----- RECORDED DATA

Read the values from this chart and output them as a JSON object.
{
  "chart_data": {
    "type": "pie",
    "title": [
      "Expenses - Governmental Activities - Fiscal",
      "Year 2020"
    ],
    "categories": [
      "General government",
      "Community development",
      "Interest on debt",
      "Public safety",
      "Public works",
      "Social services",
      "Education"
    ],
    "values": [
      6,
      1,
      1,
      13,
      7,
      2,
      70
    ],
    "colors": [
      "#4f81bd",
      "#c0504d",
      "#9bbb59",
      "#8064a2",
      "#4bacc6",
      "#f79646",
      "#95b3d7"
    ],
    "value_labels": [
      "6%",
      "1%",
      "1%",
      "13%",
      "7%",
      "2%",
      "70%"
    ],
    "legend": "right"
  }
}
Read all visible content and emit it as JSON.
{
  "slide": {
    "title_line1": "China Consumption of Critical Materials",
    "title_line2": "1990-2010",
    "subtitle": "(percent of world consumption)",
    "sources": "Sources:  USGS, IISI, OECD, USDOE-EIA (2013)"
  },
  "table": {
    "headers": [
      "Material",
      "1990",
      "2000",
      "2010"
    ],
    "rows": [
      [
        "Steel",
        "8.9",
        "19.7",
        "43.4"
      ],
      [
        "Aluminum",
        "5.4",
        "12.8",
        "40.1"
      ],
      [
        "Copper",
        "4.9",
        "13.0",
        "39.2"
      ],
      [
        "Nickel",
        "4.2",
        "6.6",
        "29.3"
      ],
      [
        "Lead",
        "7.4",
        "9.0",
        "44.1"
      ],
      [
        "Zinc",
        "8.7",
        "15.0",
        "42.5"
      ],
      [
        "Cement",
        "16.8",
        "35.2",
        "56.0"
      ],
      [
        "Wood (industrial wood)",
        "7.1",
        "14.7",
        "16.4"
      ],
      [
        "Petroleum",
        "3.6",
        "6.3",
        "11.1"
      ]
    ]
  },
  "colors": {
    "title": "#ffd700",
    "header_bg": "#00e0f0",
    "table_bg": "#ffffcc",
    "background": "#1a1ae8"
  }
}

----------

WHAT IS REQUIRED
Give back all the records exactly as they stand.

SOLVED PROBLEM
Read the values from this chart and output them as a JSON object.
{
  "chart_data": {
    "type": "pie",
    "title": [
      "Expenses - Governmental Activities - Fiscal",
      "Year 2020"
    ],
    "categories": [
      "General government",
      "Community development",
      "Interest on debt",
      "Public safety",
      "Public works",
      "Social services",
      "Education"
    ],
    "values": [
      6,
      1,
      1,
      13,
      7,
      2,
      70
    ],
    "colors": [
      "#4f81bd",
      "#c0504d",
      "#9bbb59",
      "#8064a2",
      "#4bacc6",
      "#f79646",
      "#95b3d7"
    ],
    "value_labels": [
      "6%",
      "1%",
      "1%",
      "13%",
      "7%",
      "2%",
      "70%"
    ],
    "legend": "right"
  }
}
Read all visible content and emit it as JSON.
{
  "slide": {
    "title_line1": "China Consumption of Critical Materials",
    "title_line2": "1990-2010",
    "subtitle": "(percent of world consumption)",
    "sources": "Sources:  USGS, IISI, OECD, USDOE-EIA (2013)"
  },
  "table": {
    "headers": [
      "Material",
      "1990",
      "2000",
      "2010"
    ],
    "rows": [
      [
        "Steel",
        "8.9",
        "19.7",
        "43.4"
      ],
      [
        "Aluminum",
        "5.4",
        "12.8",
        "40.1"
      ],
      [
        "Copper",
        "4.9",
        "13.0",
        "39.2"
      ],
      [
        "Nickel",
        "4.2",
        "6.6",
        "29.3"
      ],
      [
        "Lead",
        "7.4",
        "9.0",
        "44.1"
      ],
      [
        "Zinc",
        "8.7",
        "15.0",
        "42.5"
      ],
      [
        "Cement",
        "16.8",
        "35.2",
        "56.0"
      ],
      [
        "Wood (industrial wood)",
        "7.1",
        "14.7",
        "16.4"
      ],
      [
        "Petroleum",
        "3.6",
        "6.3",
        "11.1"
      ]
    ]
  },
  "colors": {
    "title": "#ffd700",
    "header_bg": "#00e0f0",
    "table_bg": "#ffffcc",
    "background": "#1a1ae8"
  }
}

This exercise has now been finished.